=== Listed entries ===
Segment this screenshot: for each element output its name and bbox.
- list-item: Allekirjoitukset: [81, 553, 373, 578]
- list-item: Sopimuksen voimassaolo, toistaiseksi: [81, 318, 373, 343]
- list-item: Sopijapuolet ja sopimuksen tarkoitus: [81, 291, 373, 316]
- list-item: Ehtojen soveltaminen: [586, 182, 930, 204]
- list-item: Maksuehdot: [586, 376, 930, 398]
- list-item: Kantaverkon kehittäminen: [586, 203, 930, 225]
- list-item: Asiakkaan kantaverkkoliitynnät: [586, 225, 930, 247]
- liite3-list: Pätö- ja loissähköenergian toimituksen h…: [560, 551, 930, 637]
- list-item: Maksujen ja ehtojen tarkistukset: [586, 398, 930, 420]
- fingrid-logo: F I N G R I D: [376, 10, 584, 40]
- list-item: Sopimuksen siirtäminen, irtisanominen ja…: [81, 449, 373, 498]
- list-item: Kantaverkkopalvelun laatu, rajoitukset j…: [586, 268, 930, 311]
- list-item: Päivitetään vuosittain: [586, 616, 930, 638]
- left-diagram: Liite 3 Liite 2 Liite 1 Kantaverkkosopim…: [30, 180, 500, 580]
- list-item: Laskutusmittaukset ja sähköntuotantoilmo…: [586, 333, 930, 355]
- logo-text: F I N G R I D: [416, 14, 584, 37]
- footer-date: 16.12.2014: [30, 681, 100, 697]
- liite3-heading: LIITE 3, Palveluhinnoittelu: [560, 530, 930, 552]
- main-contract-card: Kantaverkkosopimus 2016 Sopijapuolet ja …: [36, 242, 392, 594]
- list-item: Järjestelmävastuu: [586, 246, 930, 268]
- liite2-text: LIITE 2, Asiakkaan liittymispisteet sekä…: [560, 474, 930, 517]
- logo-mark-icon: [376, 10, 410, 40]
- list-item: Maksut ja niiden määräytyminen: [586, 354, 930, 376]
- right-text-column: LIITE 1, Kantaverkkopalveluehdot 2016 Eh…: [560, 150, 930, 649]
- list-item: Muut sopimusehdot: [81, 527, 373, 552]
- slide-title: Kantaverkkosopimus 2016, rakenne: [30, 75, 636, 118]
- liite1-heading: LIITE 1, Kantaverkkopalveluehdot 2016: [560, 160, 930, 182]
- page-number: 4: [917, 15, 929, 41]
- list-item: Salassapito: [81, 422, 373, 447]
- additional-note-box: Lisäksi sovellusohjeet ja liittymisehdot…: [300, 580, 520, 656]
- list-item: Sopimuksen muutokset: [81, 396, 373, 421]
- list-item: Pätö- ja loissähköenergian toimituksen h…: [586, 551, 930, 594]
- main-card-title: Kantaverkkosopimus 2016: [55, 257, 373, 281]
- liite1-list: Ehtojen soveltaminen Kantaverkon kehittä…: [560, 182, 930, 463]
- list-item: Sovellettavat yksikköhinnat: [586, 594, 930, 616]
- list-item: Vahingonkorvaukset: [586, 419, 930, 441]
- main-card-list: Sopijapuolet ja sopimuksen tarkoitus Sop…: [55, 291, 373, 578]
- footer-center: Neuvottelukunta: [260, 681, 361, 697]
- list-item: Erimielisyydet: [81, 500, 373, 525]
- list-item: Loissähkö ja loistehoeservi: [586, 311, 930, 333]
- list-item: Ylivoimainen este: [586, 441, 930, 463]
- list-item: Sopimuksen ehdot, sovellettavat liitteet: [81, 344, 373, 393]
===
Return every line above that contains the string "Kantaverkkopalveluehdot", matching case exactly.

#### Exercise output:
- right-text-column: LIITE 1, Kantaverkkopalveluehdot 2016 Eh…: [560, 150, 930, 649]
- liite1-heading: LIITE 1, Kantaverkkopalveluehdot 2016: [560, 160, 930, 182]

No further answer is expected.